** BEGIN **
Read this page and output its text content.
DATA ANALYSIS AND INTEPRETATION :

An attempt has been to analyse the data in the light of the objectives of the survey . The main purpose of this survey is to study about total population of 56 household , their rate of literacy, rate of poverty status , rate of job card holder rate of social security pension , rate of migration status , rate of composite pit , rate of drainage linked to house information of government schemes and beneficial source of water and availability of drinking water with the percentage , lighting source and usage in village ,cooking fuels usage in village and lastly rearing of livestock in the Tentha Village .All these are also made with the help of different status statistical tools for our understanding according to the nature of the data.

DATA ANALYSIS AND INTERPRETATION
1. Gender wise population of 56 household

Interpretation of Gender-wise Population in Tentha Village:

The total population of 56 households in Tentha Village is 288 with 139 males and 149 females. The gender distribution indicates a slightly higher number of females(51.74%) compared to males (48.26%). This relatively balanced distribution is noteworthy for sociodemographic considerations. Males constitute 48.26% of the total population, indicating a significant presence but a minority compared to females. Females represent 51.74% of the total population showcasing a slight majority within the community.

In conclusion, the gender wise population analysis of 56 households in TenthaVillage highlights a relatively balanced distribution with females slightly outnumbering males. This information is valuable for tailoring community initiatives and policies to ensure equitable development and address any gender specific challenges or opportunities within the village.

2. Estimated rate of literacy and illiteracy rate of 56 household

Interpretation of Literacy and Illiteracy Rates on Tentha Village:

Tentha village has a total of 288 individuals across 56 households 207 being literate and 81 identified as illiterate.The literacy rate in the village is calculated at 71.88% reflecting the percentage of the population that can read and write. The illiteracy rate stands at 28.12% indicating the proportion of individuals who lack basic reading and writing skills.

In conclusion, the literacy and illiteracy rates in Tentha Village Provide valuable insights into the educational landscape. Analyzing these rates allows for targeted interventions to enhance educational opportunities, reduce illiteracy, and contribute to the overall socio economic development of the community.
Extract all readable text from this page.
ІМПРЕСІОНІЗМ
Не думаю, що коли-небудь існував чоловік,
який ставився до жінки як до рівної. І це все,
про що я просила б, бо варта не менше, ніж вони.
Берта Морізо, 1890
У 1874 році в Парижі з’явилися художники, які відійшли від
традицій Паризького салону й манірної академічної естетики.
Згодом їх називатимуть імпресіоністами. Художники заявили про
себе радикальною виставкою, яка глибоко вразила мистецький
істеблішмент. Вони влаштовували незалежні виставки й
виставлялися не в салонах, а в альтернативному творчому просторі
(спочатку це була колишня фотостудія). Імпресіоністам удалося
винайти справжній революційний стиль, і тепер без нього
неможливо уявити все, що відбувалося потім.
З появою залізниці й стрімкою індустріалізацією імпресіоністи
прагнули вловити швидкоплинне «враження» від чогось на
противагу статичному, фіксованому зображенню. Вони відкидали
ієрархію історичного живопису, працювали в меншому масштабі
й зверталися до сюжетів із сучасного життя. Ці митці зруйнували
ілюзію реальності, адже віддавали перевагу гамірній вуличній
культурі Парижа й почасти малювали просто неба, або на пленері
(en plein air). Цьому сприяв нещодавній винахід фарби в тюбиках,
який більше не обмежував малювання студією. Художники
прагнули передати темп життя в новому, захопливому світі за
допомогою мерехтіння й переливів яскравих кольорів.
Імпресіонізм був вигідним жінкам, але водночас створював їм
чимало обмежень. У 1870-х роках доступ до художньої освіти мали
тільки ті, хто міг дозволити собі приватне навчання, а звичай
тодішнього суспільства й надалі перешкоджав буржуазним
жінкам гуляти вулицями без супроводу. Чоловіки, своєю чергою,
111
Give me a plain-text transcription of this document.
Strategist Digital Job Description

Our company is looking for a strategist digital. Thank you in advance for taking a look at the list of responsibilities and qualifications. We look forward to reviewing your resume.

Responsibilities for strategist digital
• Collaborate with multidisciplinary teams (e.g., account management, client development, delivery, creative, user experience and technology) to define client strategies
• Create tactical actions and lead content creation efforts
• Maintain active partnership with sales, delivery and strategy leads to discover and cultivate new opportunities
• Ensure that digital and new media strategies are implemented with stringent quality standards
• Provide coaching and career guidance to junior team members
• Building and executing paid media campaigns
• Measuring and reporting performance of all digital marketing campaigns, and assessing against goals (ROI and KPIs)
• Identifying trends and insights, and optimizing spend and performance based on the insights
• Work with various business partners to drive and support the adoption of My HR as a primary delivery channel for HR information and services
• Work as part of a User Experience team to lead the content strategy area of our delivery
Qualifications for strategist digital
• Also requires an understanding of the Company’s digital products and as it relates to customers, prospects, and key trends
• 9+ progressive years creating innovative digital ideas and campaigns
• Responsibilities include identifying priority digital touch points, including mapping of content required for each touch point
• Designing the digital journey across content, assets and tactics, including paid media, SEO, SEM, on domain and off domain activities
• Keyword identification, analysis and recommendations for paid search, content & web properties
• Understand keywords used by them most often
** END **
PROBLEM TO WORK ON → From the entries, report each line that includes the word "campaigns".

WRITTEN SOLUTION →
• Building and executing paid media campaigns
• Measuring and reporting performance of all digital marketing campaigns, and assessing against goals (ROI and KPIs)
• 9+ progressive years creating innovative digital ideas and campaigns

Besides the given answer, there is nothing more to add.